• _Activity_:
Every entry needs to be reproduced exactly.

(Given information Opens)

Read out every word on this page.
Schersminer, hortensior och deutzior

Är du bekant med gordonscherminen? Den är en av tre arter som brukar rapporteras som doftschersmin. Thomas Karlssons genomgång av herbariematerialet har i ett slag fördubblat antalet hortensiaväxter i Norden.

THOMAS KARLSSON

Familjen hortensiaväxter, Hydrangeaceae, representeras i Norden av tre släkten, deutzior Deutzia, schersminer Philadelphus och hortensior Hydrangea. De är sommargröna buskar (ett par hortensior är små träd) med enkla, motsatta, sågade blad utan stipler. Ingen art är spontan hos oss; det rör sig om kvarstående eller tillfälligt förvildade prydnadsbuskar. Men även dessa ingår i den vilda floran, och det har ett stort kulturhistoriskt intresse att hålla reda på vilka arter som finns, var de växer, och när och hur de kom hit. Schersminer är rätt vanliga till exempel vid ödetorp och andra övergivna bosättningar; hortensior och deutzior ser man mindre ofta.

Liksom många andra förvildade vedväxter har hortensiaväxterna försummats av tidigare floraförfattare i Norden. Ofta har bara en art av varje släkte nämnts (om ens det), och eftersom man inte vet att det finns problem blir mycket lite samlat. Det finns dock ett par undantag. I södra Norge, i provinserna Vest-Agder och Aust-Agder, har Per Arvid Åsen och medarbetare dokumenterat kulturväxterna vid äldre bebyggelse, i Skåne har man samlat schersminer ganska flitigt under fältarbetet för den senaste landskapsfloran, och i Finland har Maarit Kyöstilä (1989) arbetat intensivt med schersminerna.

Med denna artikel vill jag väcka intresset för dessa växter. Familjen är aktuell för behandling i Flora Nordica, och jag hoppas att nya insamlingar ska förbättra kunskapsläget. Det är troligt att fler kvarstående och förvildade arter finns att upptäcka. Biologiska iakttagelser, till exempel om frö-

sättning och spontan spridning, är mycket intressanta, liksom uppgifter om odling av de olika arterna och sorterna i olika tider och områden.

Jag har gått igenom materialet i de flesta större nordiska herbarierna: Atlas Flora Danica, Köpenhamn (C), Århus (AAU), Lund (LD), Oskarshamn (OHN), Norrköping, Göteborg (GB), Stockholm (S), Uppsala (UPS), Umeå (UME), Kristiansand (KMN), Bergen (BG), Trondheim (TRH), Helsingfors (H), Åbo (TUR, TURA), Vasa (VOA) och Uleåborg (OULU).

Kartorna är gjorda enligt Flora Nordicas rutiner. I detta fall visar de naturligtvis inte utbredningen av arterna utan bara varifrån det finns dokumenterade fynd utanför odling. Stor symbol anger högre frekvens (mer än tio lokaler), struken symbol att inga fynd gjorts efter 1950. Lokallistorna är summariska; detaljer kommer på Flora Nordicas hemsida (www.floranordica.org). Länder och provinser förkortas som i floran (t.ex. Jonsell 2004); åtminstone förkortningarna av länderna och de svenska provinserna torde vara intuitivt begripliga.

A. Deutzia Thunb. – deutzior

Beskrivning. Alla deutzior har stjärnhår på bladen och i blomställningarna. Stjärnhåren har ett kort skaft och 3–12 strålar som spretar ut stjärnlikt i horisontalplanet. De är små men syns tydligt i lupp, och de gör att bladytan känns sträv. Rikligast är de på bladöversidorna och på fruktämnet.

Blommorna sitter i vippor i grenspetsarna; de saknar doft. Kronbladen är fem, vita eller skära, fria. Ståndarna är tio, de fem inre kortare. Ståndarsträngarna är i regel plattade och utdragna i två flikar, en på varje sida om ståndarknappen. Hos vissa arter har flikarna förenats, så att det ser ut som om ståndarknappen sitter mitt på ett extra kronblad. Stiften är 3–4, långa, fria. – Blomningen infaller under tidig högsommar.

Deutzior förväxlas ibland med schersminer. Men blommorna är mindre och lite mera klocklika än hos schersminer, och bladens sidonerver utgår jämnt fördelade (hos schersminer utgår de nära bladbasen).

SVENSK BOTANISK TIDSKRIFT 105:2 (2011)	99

(Given information Closes)

• _Your solution_:
Read out every word on this page.
Schersminer, hortensior och deutzior

Är du bekant med gordonscherminen? Den är en av tre arter som brukar rapporteras som doftschersmin. Thomas Karlssons genomgång av herbariematerialet har i ett slag fördubblat antalet hortensiaväxter i Norden.

THOMAS KARLSSON

Familjen hortensiaväxter, Hydrangeaceae, representeras i Norden av tre släkten, deutzior Deutzia, schersminer Philadelphus och hortensior Hydrangea. De är sommargröna buskar (ett par hortensior är små träd) med enkla, motsatta, sågade blad utan stipler. Ingen art är spontan hos oss; det rör sig om kvarstående eller tillfälligt förvildade prydnadsbuskar. Men även dessa ingår i den vilda floran, och det har ett stort kulturhistoriskt intresse att hålla reda på vilka arter som finns, var de växer, och när och hur de kom hit. Schersminer är rätt vanliga till exempel vid ödetorp och andra övergivna bosättningar; hortensior och deutzior ser man mindre ofta.

Liksom många andra förvildade vedväxter har hortensiaväxterna försummats av tidigare floraförfattare i Norden. Ofta har bara en art av varje släkte nämnts (om ens det), och eftersom man inte vet att det finns problem blir mycket lite samlat. Det finns dock ett par undantag. I södra Norge, i provinserna Vest-Agder och Aust-Agder, har Per Arvid Åsen och medarbetare dokumenterat kulturväxterna vid äldre bebyggelse, i Skåne har man samlat schersminer ganska flitigt under fältarbetet för den senaste landskapsfloran, och i Finland har Maarit Kyöstilä (1989) arbetat intensivt med schersminerna.

Med denna artikel vill jag väcka intresset för dessa växter. Familjen är aktuell för behandling i Flora Nordica, och jag hoppas att nya insamlingar ska förbättra kunskapsläget. Det är troligt att fler kvarstående och förvildade arter finns att upptäcka. Biologiska iakttagelser, till exempel om frö-

sättning och spontan spridning, är mycket intressanta, liksom uppgifter om odling av de olika arterna och sorterna i olika tider och områden.

Jag har gått igenom materialet i de flesta större nordiska herbarierna: Atlas Flora Danica, Köpenhamn (C), Århus (AAU), Lund (LD), Oskarshamn (OHN), Norrköping, Göteborg (GB), Stockholm (S), Uppsala (UPS), Umeå (UME), Kristiansand (KMN), Bergen (BG), Trondheim (TRH), Helsingfors (H), Åbo (TUR, TURA), Vasa (VOA) och Uleåborg (OULU).

Kartorna är gjorda enligt Flora Nordicas rutiner. I detta fall visar de naturligtvis inte utbredningen av arterna utan bara varifrån det finns dokumenterade fynd utanför odling. Stor symbol anger högre frekvens (mer än tio lokaler), struken symbol att inga fynd gjorts efter 1950. Lokallistorna är summariska; detaljer kommer på Flora Nordicas hemsida (www.floranordica.org). Länder och provinser förkortas som i floran (t.ex. Jonsell 2004); åtminstone förkortningarna av länderna och de svenska provinserna torde vara intuitivt begripliga.

A. Deutzia Thunb. – deutzior

Beskrivning. Alla deutzior har stjärnhår på bladen och i blomställningarna. Stjärnhåren har ett kort skaft och 3–12 strålar som spretar ut stjärnlikt i horisontalplanet. De är små men syns tydligt i lupp, och de gör att bladytan känns sträv. Rikligast är de på bladöversidorna och på fruktämnet.

Blommorna sitter i vippor i grenspetsarna; de saknar doft. Kronbladen är fem, vita eller skära, fria. Ståndarna är tio, de fem inre kortare. Ståndarsträngarna är i regel plattade och utdragna i två flikar, en på varje sida om ståndarknappen. Hos vissa arter har flikarna förenats, så att det ser ut som om ståndarknappen sitter mitt på ett extra kronblad. Stiften är 3–4, långa, fria. – Blomningen infaller under tidig högsommar.

Deutzior förväxlas ibland med schersminer. Men blommorna är mindre och lite mera klocklika än hos schersminer, och bladens sidonerver utgår jämnt fördelade (hos schersminer utgår de nära bladbasen).

SVENSK BOTANISK TIDSKRIFT 105:2 (2011)	99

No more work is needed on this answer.